-- Start Extracted entries --

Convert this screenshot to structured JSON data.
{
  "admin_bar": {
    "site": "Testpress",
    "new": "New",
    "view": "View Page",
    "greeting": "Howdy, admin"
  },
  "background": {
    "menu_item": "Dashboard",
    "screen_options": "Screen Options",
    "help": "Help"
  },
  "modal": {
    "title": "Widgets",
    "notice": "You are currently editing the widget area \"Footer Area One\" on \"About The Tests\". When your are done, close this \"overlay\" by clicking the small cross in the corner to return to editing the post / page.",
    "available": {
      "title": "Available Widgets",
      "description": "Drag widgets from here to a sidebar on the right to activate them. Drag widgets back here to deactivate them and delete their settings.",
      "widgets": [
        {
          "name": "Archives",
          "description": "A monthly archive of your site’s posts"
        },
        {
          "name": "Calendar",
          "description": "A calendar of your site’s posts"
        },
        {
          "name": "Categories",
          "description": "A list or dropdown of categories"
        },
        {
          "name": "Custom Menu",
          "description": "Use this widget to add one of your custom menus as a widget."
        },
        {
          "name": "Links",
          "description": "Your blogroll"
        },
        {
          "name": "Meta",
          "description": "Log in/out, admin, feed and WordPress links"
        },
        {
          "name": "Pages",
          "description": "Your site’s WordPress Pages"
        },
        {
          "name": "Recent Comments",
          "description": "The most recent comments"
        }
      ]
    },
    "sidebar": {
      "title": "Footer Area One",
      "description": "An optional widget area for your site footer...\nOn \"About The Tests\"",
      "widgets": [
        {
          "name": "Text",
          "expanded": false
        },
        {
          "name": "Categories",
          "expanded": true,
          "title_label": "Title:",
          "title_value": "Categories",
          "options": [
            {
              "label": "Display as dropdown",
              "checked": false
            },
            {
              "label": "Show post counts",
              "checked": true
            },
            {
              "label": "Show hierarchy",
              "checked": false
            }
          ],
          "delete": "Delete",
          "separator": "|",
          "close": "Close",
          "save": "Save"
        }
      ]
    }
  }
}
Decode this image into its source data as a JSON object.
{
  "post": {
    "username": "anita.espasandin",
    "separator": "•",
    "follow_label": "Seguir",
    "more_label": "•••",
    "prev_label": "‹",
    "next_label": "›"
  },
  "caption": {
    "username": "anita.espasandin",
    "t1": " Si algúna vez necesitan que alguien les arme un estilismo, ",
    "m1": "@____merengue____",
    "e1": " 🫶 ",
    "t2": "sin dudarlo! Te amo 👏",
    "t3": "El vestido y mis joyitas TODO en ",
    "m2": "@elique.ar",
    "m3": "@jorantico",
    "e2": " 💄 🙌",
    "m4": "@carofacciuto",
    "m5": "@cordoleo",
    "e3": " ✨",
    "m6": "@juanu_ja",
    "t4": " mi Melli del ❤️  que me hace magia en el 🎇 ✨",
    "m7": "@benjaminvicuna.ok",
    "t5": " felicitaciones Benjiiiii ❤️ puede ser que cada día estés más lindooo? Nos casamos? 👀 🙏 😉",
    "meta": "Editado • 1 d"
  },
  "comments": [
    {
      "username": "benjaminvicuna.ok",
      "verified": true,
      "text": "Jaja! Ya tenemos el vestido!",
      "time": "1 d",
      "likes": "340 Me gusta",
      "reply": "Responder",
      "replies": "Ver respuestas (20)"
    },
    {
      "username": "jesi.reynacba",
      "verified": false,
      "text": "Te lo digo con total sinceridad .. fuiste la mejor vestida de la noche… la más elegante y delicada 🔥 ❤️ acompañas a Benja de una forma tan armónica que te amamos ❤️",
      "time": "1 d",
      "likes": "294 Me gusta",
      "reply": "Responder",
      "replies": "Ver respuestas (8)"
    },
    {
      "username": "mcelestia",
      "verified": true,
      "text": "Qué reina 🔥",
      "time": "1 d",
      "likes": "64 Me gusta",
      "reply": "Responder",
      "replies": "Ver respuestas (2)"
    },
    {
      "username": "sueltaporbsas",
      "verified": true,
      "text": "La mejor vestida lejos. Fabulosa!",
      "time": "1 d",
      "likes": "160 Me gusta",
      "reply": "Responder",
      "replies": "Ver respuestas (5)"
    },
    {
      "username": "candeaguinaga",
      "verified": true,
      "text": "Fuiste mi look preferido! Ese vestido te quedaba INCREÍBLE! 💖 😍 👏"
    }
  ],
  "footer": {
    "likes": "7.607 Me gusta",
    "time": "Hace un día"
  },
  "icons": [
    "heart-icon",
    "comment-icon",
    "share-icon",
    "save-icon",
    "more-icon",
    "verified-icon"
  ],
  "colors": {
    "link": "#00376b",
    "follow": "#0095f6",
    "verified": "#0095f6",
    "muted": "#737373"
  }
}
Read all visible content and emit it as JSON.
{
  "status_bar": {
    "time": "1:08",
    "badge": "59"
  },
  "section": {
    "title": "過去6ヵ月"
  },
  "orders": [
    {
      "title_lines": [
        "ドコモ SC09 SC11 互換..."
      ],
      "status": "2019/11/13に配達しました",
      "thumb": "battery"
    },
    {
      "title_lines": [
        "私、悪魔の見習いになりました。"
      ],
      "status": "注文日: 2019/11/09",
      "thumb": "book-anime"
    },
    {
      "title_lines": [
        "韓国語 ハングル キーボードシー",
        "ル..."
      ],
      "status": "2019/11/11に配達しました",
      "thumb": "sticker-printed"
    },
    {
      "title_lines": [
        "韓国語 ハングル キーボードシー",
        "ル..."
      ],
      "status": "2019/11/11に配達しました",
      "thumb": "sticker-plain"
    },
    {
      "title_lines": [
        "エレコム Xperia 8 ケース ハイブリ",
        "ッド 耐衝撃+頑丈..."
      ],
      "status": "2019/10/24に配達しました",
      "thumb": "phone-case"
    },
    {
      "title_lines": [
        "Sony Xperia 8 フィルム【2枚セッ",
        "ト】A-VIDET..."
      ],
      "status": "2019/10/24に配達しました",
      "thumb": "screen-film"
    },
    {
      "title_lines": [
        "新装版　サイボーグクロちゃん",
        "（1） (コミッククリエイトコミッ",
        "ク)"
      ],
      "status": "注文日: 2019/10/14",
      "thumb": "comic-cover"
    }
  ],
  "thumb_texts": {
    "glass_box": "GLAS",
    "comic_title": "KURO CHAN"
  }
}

-- End Extracted entries --

_Task_
Determine the count of lines in the data above with the string "username" in them, and give that count alone.

_Result for this exercise_
7